— ТЕКСТ ДЛЯ ЧТЕНИЯ —
■ ■ ■ ■ ■

Эта первая встреча вызвала у меня впечатление двойственное: я был и рад и гордился тем, что видел Толстого, но его беседа со мной несколько напоминала экзамен, и как будто я видел не автора «Казаков», «Холстомера», «Войны», а барина, который, снисходя ко мне, счел нужным говорить со мной в каком-то «народном стиле», языком площади и улицы, а это опрокидывало мое представление о нем, — представление, с которым я сжился и оно было дорого мне.
Второй раз я видел его в Ясной. Был осенний хмурый день, моросил дождь, а он, надев тяжелое драповое пальто и высокие кожаные ботики — настоящие мокро-ступы, — повел меня гулять в березовую рощу. Молодо прыгает через канавы, лужи, отряхает капли дождя с веток на голову себе и превосходно рассказывает, как Шеншин объяснял ему Шопенгауэра в этой роще. И ласковой рукою любовно гладит сыроватые атласные стволы берез.

■ ■ ■ ■ ■

— ИСХОДНЫЕ ДАННЫЕ —
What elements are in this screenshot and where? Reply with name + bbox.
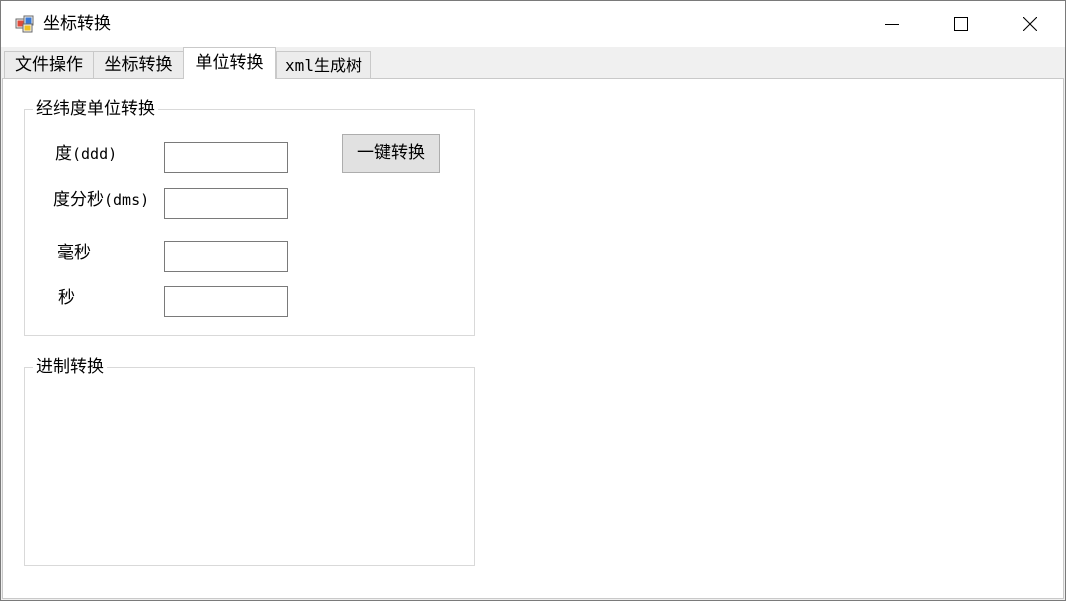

■ ■ ■ ■ ■

— ИНСТРУКЦИИ К УПРАЖНЕНИЮ —
1. Перепишите из текста о встречах с Толстым отрывок от слов «Эта первая встреча» до слов «было дорого мне.» включительно.
2. Соответствуют ли тексту о встречах с Толстым утверждения ниже? На каждое ответьте «да» или «нет» и приведите точную цитату из текста, на которой основан ответ.
(а) Вторая встреча в Ясной пришлась на солнечный летний день.
(б) Во время прогулки Толстой рассказывал, как Шеншин объяснял ему Шопенгауэра.
(в) Первая встреча оставила у рассказчика только радость.
3. Напишите продолжение текста о встречах с Толстым, начиная сразу после его последнего предложения.

— ОТВЕТЫ К ЗАДАНИЯМ —
1.
Эта первая встреча вызвала у меня впечатление двойственное: я был и рад и гордился тем, что видел Толстого, но его беседа со мной несколько напоминала экзамен, и как будто я видел не автора «Казаков», «Холстомера», «Войны», а барина, который, снисходя ко мне, счел нужным говорить со мной в каком-то «народном стиле», языком площади и улицы, а это опрокидывало мое представление о нем, — представление, с которым я сжился и оно было дорого мне.

2.
(а) Нет: «Был осенний хмурый день, моросил дождь».
(б) Да: «превосходно рассказывает, как Шеншин объяснял ему Шопенгауэра в этой роще».
(в) Нет: «Эта первая встреча вызвала у меня впечатление двойственное».

3.
— Недавно прочитал где-то стихи:
— очень хорошо, очень верно!
Вдруг под ноги нам подкатился заяц. Л. Н. подскочил, заершился весь, лицо вспыхнуло румянцем и, этаким старым зверобоем, как гикнет. А потом — взглянул на меня с невыразимой улыбочкой и засмеялся умным, человечьим смешком. Удивительно хорош был в эту минуту!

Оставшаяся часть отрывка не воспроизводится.